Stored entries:
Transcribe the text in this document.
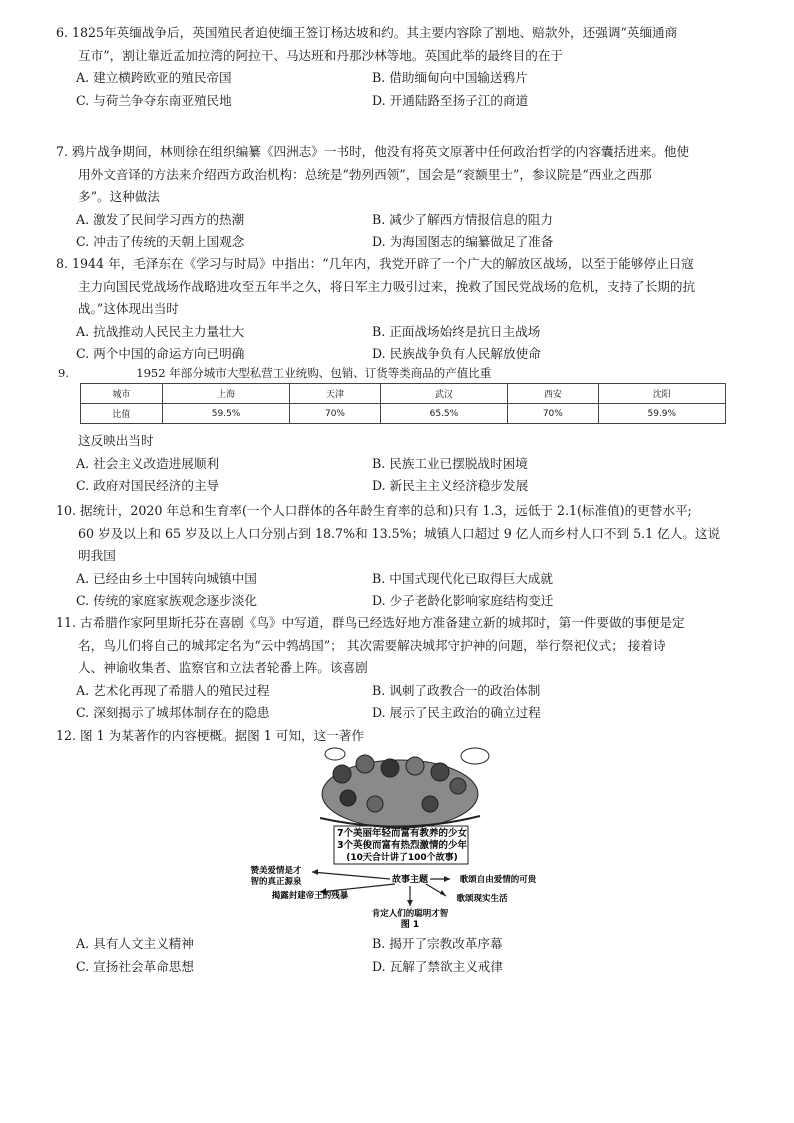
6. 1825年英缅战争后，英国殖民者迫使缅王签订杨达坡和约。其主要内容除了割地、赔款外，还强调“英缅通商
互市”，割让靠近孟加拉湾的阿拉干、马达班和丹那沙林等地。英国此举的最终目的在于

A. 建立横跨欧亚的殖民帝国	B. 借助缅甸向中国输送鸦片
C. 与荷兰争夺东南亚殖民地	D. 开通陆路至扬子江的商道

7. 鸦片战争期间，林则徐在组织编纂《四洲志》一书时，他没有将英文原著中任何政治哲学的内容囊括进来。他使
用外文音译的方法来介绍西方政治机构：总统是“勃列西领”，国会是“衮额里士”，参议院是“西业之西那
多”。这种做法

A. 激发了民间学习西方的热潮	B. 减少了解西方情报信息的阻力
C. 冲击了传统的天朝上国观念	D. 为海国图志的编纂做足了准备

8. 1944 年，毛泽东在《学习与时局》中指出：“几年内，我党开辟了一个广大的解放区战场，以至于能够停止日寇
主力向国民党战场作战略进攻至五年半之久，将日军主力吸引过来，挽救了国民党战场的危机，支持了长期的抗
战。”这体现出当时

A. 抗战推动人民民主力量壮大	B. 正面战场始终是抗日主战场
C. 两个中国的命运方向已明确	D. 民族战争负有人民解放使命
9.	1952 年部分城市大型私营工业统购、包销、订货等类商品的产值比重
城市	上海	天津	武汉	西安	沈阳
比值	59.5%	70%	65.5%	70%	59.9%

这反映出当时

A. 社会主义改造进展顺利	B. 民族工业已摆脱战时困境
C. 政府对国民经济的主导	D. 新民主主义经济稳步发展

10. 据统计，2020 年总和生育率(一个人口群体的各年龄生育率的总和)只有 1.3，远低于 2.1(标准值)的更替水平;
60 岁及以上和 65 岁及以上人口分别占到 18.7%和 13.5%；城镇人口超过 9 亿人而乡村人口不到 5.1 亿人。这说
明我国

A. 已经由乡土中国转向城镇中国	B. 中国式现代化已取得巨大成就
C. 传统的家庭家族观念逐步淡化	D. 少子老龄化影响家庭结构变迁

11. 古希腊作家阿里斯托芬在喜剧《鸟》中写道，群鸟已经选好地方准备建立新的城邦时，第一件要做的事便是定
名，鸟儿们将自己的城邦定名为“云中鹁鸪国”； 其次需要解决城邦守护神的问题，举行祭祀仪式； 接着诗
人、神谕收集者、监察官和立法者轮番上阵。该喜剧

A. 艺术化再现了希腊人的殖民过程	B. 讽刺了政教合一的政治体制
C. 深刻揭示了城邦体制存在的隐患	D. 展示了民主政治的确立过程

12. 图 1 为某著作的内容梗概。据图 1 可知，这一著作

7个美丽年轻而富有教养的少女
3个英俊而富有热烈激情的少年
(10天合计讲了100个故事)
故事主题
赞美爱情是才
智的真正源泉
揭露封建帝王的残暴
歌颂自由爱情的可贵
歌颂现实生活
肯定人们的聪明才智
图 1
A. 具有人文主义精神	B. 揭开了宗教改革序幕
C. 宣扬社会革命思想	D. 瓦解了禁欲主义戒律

---

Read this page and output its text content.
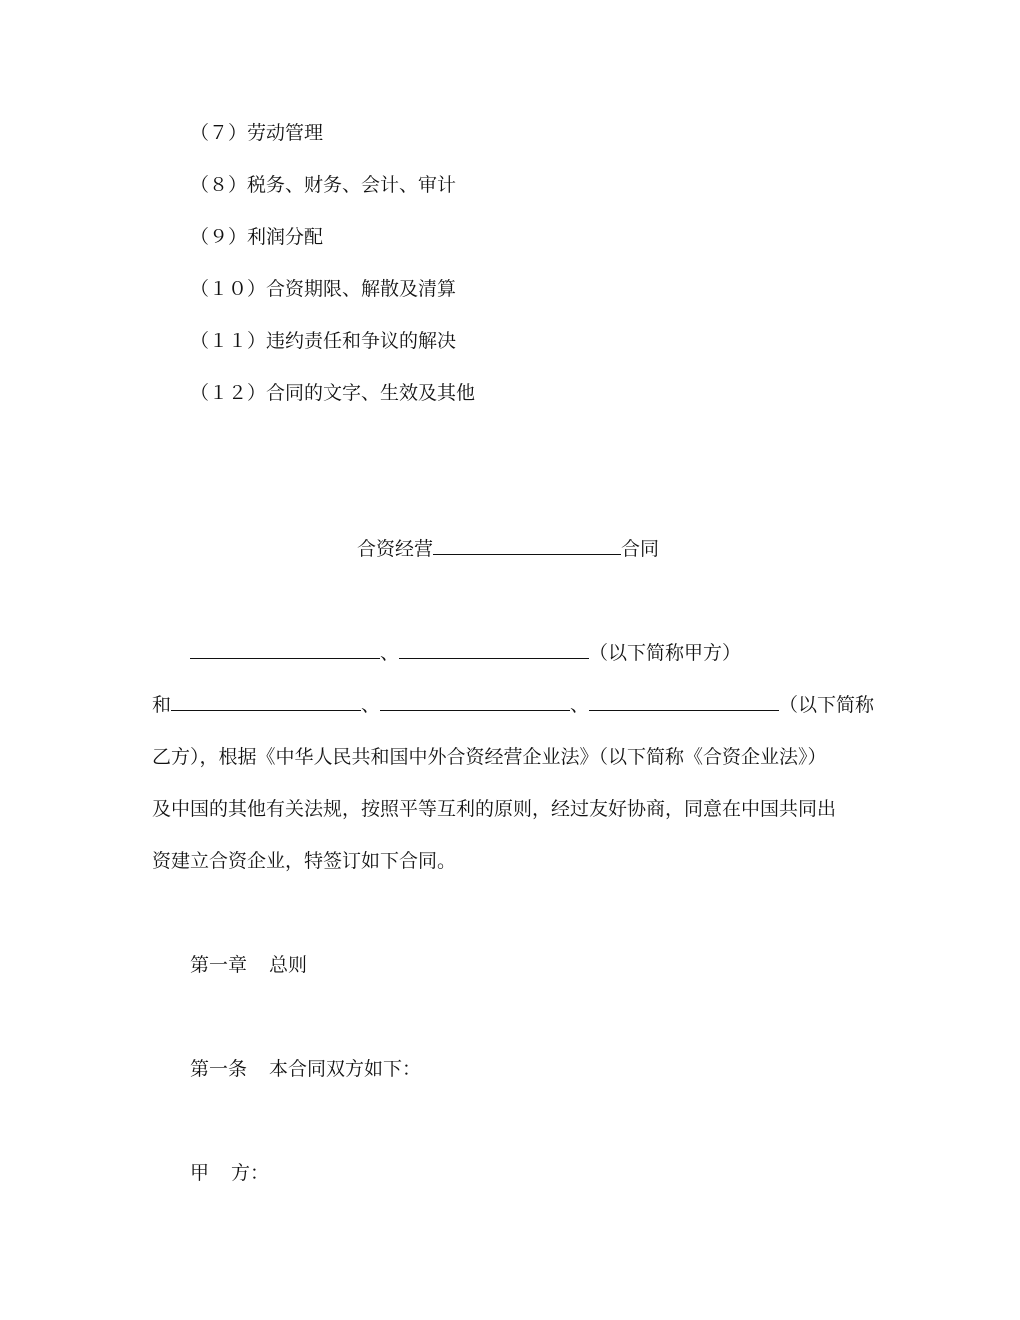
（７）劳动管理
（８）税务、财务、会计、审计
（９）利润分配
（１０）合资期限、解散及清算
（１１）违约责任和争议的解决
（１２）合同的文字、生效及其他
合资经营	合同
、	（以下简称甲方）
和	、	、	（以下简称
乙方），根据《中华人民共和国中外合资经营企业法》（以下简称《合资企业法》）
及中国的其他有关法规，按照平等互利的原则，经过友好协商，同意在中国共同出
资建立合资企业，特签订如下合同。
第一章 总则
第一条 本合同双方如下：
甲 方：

WHAT TO PRODUCE: Pick out all lines containing the string "this".

RESPONSE TO THE TASK:
Transcribe the text in this document.
Read this page and output its text content.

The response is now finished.